- [Dataset content]
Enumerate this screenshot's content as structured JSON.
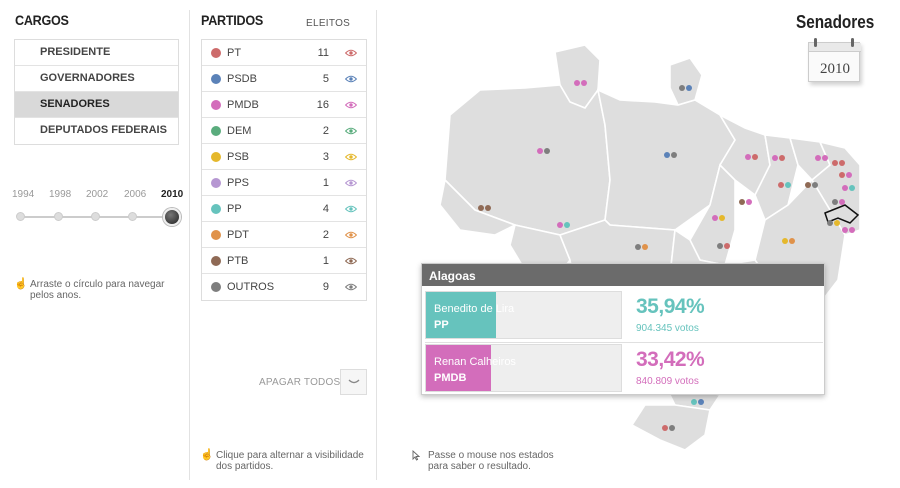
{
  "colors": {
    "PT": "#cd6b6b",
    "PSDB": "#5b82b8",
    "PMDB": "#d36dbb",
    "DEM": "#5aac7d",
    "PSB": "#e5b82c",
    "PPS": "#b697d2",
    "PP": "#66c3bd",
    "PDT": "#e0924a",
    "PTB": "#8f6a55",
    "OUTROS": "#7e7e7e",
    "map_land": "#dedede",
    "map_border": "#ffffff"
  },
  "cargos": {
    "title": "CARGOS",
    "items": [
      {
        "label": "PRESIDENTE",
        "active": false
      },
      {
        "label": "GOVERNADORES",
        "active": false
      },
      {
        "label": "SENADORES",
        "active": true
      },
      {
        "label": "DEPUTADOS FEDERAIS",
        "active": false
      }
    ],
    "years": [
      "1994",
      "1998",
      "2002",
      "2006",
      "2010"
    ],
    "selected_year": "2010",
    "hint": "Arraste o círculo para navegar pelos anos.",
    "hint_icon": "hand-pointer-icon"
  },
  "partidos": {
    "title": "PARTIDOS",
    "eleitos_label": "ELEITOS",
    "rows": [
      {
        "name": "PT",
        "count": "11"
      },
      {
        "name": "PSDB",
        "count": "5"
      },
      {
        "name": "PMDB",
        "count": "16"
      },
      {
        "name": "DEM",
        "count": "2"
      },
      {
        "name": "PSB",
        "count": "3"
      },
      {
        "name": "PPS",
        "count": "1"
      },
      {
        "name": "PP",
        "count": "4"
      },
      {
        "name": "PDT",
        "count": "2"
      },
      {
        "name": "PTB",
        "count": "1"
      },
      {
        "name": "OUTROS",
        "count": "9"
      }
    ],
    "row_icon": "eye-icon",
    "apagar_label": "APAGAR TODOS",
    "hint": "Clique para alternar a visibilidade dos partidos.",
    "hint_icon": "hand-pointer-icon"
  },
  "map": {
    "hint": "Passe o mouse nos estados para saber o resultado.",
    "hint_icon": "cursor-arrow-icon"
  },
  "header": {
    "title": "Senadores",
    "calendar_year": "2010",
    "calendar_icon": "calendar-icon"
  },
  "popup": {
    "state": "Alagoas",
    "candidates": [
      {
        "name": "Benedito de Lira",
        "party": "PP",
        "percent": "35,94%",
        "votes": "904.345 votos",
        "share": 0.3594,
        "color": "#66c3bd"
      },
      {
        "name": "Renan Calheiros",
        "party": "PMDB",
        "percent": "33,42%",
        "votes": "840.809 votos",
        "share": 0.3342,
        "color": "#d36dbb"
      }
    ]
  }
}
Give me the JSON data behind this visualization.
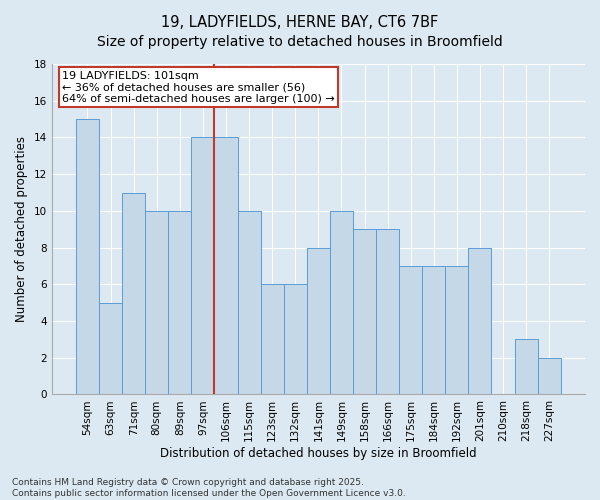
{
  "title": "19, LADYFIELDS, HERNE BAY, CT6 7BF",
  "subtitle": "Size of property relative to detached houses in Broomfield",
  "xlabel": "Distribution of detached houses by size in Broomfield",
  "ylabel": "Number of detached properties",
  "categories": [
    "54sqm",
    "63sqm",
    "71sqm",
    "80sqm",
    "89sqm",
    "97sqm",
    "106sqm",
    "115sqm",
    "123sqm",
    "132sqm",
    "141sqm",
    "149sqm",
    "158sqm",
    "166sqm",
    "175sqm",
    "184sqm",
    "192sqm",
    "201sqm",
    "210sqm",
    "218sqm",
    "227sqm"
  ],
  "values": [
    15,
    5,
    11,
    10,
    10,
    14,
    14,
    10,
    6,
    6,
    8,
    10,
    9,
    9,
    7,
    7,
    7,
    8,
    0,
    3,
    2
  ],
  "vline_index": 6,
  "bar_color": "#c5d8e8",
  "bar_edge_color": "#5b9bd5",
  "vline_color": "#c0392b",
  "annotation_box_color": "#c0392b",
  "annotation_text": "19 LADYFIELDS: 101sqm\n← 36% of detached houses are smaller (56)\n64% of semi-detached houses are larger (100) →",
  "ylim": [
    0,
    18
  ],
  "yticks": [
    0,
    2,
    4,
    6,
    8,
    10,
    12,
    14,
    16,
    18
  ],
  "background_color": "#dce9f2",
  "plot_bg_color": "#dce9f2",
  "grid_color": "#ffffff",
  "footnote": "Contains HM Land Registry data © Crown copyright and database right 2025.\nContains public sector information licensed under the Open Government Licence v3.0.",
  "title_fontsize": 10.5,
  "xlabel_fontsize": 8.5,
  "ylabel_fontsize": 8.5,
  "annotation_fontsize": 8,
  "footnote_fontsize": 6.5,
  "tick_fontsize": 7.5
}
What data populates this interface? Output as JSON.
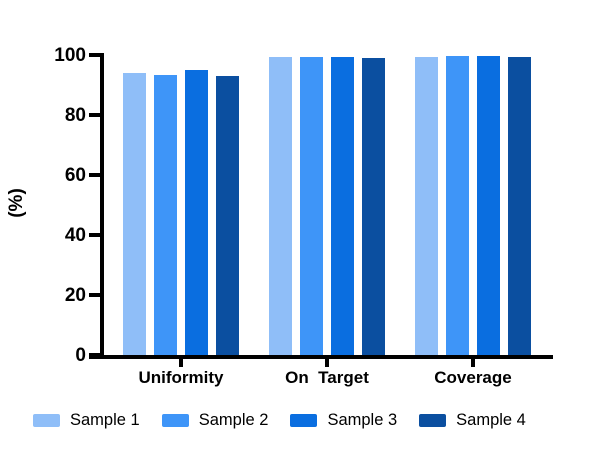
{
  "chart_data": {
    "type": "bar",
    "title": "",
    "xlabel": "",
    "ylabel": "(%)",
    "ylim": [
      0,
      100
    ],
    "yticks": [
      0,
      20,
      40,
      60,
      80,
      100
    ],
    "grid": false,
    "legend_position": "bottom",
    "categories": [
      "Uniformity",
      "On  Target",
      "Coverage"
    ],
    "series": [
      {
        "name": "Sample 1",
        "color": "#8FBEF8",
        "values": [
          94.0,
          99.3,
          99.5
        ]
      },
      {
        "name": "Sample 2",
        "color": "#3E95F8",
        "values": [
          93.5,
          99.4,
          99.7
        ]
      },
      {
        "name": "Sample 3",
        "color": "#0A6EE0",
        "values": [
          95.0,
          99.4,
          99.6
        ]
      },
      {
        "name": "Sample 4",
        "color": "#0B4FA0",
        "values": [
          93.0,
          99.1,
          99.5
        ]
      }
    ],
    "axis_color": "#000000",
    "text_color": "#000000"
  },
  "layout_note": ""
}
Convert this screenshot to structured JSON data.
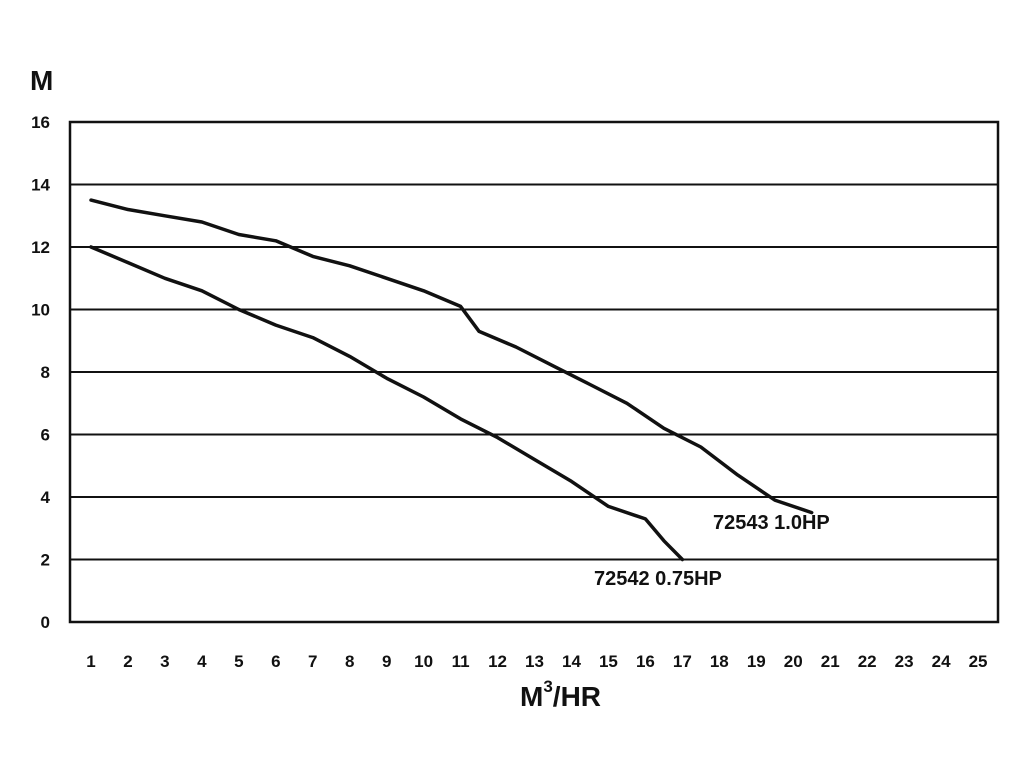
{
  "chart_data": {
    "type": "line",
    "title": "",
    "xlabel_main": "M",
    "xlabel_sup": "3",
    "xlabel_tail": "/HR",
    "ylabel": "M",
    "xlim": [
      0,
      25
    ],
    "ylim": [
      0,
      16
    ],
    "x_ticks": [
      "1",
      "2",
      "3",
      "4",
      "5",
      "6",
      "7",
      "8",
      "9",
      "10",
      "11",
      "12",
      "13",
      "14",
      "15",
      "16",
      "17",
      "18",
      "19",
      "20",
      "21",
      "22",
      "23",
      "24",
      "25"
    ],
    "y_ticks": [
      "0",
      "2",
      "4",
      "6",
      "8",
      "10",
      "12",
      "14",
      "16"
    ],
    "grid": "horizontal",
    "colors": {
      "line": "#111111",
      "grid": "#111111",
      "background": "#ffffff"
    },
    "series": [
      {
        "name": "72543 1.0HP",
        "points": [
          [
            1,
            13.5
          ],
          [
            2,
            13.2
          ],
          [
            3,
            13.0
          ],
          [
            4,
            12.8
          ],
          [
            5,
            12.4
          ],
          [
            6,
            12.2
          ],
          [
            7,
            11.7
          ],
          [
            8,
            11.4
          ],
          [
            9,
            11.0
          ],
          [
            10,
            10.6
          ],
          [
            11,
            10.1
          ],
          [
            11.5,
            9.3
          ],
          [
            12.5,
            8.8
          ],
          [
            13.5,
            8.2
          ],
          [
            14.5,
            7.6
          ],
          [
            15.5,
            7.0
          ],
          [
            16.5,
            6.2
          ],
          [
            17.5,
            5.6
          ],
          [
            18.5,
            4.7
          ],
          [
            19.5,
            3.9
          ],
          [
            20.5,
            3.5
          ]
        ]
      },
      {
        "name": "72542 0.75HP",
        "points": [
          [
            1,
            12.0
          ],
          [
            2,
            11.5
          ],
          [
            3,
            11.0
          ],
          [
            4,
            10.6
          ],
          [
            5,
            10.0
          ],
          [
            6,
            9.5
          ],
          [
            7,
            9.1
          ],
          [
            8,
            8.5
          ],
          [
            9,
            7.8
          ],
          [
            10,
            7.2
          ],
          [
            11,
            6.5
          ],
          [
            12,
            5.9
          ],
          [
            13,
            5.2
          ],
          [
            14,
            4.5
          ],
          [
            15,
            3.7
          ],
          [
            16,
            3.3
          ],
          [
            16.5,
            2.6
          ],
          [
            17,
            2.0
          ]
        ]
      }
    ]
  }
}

- [Task directions]
What is the number of lines in the records that contain "ffffff"? Give that number only.

- [Result of the task]
3